> [Short problem]: Restate the records below word for word.

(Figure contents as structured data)
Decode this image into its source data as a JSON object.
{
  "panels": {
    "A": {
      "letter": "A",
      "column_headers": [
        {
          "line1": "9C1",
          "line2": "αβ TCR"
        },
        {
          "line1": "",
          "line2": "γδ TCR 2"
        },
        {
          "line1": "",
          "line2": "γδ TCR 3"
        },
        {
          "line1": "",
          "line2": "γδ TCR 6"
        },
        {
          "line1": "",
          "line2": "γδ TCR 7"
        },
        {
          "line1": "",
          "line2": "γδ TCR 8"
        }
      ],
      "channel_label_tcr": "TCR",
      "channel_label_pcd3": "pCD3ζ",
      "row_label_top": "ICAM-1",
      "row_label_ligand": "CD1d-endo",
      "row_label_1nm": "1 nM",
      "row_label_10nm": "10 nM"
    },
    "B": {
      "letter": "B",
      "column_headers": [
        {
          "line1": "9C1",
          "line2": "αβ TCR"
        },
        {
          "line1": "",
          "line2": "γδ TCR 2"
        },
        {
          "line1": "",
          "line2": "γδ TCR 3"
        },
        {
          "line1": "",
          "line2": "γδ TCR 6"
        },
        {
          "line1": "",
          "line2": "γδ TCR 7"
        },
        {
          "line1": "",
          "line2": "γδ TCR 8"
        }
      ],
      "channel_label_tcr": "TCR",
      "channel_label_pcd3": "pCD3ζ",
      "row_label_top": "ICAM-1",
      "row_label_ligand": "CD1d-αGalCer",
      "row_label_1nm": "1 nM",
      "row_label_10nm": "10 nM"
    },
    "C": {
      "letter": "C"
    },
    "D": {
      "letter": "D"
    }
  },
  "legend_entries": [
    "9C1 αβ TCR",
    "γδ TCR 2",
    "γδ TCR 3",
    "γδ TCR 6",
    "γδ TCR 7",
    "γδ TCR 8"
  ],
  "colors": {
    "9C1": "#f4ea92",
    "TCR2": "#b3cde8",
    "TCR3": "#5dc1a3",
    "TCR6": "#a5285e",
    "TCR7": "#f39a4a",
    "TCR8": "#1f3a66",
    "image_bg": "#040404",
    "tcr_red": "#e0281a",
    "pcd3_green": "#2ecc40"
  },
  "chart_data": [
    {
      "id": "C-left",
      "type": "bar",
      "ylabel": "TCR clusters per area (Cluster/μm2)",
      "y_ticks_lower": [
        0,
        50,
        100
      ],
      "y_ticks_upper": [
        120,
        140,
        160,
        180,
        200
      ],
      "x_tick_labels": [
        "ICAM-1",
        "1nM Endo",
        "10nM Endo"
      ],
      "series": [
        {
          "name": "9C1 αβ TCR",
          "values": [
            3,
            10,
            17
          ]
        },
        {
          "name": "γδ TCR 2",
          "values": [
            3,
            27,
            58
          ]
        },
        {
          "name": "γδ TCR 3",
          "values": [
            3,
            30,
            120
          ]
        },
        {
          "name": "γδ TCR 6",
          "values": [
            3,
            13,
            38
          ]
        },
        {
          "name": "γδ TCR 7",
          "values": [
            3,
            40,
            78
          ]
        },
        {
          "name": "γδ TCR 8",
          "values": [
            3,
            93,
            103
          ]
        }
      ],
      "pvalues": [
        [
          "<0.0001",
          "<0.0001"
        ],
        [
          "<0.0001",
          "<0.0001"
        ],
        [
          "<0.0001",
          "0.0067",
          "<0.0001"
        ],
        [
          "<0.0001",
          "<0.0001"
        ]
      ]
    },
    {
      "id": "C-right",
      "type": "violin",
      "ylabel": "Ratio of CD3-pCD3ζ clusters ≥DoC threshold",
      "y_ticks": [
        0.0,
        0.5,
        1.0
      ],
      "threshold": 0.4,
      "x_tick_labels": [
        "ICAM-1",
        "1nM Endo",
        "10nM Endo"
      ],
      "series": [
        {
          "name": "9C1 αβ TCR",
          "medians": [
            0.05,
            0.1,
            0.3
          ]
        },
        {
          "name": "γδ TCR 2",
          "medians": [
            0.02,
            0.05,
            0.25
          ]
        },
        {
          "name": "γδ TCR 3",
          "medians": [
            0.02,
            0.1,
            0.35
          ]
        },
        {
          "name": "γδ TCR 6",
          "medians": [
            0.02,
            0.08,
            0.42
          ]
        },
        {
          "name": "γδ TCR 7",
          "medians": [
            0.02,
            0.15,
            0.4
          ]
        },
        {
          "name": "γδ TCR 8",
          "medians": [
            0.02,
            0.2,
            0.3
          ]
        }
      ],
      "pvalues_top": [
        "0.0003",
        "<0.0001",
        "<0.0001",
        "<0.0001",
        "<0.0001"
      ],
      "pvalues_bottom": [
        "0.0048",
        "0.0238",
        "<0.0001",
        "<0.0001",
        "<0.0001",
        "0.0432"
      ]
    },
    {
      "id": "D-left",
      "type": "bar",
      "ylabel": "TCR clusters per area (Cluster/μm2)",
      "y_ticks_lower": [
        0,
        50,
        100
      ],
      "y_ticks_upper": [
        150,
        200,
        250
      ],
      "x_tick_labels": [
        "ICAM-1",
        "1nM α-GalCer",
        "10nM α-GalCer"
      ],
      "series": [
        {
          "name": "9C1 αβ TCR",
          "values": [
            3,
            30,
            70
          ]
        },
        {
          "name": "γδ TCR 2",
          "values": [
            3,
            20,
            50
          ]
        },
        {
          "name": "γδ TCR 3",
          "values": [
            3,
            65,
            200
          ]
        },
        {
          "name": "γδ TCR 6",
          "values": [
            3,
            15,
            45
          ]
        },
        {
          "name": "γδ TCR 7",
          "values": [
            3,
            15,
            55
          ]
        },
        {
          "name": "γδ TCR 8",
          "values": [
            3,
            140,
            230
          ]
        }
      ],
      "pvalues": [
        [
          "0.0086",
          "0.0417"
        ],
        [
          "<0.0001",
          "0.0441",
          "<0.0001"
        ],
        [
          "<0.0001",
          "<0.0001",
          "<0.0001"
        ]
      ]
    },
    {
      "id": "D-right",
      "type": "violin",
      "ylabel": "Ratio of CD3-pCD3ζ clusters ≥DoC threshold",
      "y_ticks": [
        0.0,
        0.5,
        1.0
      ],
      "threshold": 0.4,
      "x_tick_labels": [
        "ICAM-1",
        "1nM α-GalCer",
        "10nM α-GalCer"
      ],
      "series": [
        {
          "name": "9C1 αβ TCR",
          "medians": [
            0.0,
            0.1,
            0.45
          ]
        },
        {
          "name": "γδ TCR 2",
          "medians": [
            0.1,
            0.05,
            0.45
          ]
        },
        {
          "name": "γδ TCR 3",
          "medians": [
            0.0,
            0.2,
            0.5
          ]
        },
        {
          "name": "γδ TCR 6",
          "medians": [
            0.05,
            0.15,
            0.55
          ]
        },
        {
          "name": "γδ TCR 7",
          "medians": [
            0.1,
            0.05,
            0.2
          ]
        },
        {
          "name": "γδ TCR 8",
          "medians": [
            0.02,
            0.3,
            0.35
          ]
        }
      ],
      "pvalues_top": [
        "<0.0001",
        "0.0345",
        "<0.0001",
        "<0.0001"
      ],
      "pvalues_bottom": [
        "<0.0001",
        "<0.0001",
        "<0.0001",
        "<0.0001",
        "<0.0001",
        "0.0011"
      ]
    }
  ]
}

> [The solution]:
Decode this image into its source data as a JSON object.
{
  "panels": {
    "A": {
      "letter": "A",
      "column_headers": [
        {
          "line1": "9C1",
          "line2": "αβ TCR"
        },
        {
          "line1": "",
          "line2": "γδ TCR 2"
        },
        {
          "line1": "",
          "line2": "γδ TCR 3"
        },
        {
          "line1": "",
          "line2": "γδ TCR 6"
        },
        {
          "line1": "",
          "line2": "γδ TCR 7"
        },
        {
          "line1": "",
          "line2": "γδ TCR 8"
        }
      ],
      "channel_label_tcr": "TCR",
      "channel_label_pcd3": "pCD3ζ",
      "row_label_top": "ICAM-1",
      "row_label_ligand": "CD1d-endo",
      "row_label_1nm": "1 nM",
      "row_label_10nm": "10 nM"
    },
    "B": {
      "letter": "B",
      "column_headers": [
        {
          "line1": "9C1",
          "line2": "αβ TCR"
        },
        {
          "line1": "",
          "line2": "γδ TCR 2"
        },
        {
          "line1": "",
          "line2": "γδ TCR 3"
        },
        {
          "line1": "",
          "line2": "γδ TCR 6"
        },
        {
          "line1": "",
          "line2": "γδ TCR 7"
        },
        {
          "line1": "",
          "line2": "γδ TCR 8"
        }
      ],
      "channel_label_tcr": "TCR",
      "channel_label_pcd3": "pCD3ζ",
      "row_label_top": "ICAM-1",
      "row_label_ligand": "CD1d-αGalCer",
      "row_label_1nm": "1 nM",
      "row_label_10nm": "10 nM"
    },
    "C": {
      "letter": "C"
    },
    "D": {
      "letter": "D"
    }
  },
  "legend_entries": [
    "9C1 αβ TCR",
    "γδ TCR 2",
    "γδ TCR 3",
    "γδ TCR 6",
    "γδ TCR 7",
    "γδ TCR 8"
  ],
  "colors": {
    "9C1": "#f4ea92",
    "TCR2": "#b3cde8",
    "TCR3": "#5dc1a3",
    "TCR6": "#a5285e",
    "TCR7": "#f39a4a",
    "TCR8": "#1f3a66",
    "image_bg": "#040404",
    "tcr_red": "#e0281a",
    "pcd3_green": "#2ecc40"
  },
  "chart_data": [
    {
      "id": "C-left",
      "type": "bar",
      "ylabel": "TCR clusters per area (Cluster/μm2)",
      "y_ticks_lower": [
        0,
        50,
        100
      ],
      "y_ticks_upper": [
        120,
        140,
        160,
        180,
        200
      ],
      "x_tick_labels": [
        "ICAM-1",
        "1nM Endo",
        "10nM Endo"
      ],
      "series": [
        {
          "name": "9C1 αβ TCR",
          "values": [
            3,
            10,
            17
          ]
        },
        {
          "name": "γδ TCR 2",
          "values": [
            3,
            27,
            58
          ]
        },
        {
          "name": "γδ TCR 3",
          "values": [
            3,
            30,
            120
          ]
        },
        {
          "name": "γδ TCR 6",
          "values": [
            3,
            13,
            38
          ]
        },
        {
          "name": "γδ TCR 7",
          "values": [
            3,
            40,
            78
          ]
        },
        {
          "name": "γδ TCR 8",
          "values": [
            3,
            93,
            103
          ]
        }
      ],
      "pvalues": [
        [
          "<0.0001",
          "<0.0001"
        ],
        [
          "<0.0001",
          "<0.0001"
        ],
        [
          "<0.0001",
          "0.0067",
          "<0.0001"
        ],
        [
          "<0.0001",
          "<0.0001"
        ]
      ]
    },
    {
      "id": "C-right",
      "type": "violin",
      "ylabel": "Ratio of CD3-pCD3ζ clusters ≥DoC threshold",
      "y_ticks": [
        0.0,
        0.5,
        1.0
      ],
      "threshold": 0.4,
      "x_tick_labels": [
        "ICAM-1",
        "1nM Endo",
        "10nM Endo"
      ],
      "series": [
        {
          "name": "9C1 αβ TCR",
          "medians": [
            0.05,
            0.1,
            0.3
          ]
        },
        {
          "name": "γδ TCR 2",
          "medians": [
            0.02,
            0.05,
            0.25
          ]
        },
        {
          "name": "γδ TCR 3",
          "medians": [
            0.02,
            0.1,
            0.35
          ]
        },
        {
          "name": "γδ TCR 6",
          "medians": [
            0.02,
            0.08,
            0.42
          ]
        },
        {
          "name": "γδ TCR 7",
          "medians": [
            0.02,
            0.15,
            0.4
          ]
        },
        {
          "name": "γδ TCR 8",
          "medians": [
            0.02,
            0.2,
            0.3
          ]
        }
      ],
      "pvalues_top": [
        "0.0003",
        "<0.0001",
        "<0.0001",
        "<0.0001",
        "<0.0001"
      ],
      "pvalues_bottom": [
        "0.0048",
        "0.0238",
        "<0.0001",
        "<0.0001",
        "<0.0001",
        "0.0432"
      ]
    },
    {
      "id": "D-left",
      "type": "bar",
      "ylabel": "TCR clusters per area (Cluster/μm2)",
      "y_ticks_lower": [
        0,
        50,
        100
      ],
      "y_ticks_upper": [
        150,
        200,
        250
      ],
      "x_tick_labels": [
        "ICAM-1",
        "1nM α-GalCer",
        "10nM α-GalCer"
      ],
      "series": [
        {
          "name": "9C1 αβ TCR",
          "values": [
            3,
            30,
            70
          ]
        },
        {
          "name": "γδ TCR 2",
          "values": [
            3,
            20,
            50
          ]
        },
        {
          "name": "γδ TCR 3",
          "values": [
            3,
            65,
            200
          ]
        },
        {
          "name": "γδ TCR 6",
          "values": [
            3,
            15,
            45
          ]
        },
        {
          "name": "γδ TCR 7",
          "values": [
            3,
            15,
            55
          ]
        },
        {
          "name": "γδ TCR 8",
          "values": [
            3,
            140,
            230
          ]
        }
      ],
      "pvalues": [
        [
          "0.0086",
          "0.0417"
        ],
        [
          "<0.0001",
          "0.0441",
          "<0.0001"
        ],
        [
          "<0.0001",
          "<0.0001",
          "<0.0001"
        ]
      ]
    },
    {
      "id": "D-right",
      "type": "violin",
      "ylabel": "Ratio of CD3-pCD3ζ clusters ≥DoC threshold",
      "y_ticks": [
        0.0,
        0.5,
        1.0
      ],
      "threshold": 0.4,
      "x_tick_labels": [
        "ICAM-1",
        "1nM α-GalCer",
        "10nM α-GalCer"
      ],
      "series": [
        {
          "name": "9C1 αβ TCR",
          "medians": [
            0.0,
            0.1,
            0.45
          ]
        },
        {
          "name": "γδ TCR 2",
          "medians": [
            0.1,
            0.05,
            0.45
          ]
        },
        {
          "name": "γδ TCR 3",
          "medians": [
            0.0,
            0.2,
            0.5
          ]
        },
        {
          "name": "γδ TCR 6",
          "medians": [
            0.05,
            0.15,
            0.55
          ]
        },
        {
          "name": "γδ TCR 7",
          "medians": [
            0.1,
            0.05,
            0.2
          ]
        },
        {
          "name": "γδ TCR 8",
          "medians": [
            0.02,
            0.3,
            0.35
          ]
        }
      ],
      "pvalues_top": [
        "<0.0001",
        "0.0345",
        "<0.0001",
        "<0.0001"
      ],
      "pvalues_bottom": [
        "<0.0001",
        "<0.0001",
        "<0.0001",
        "<0.0001",
        "<0.0001",
        "0.0011"
      ]
    }
  ]
}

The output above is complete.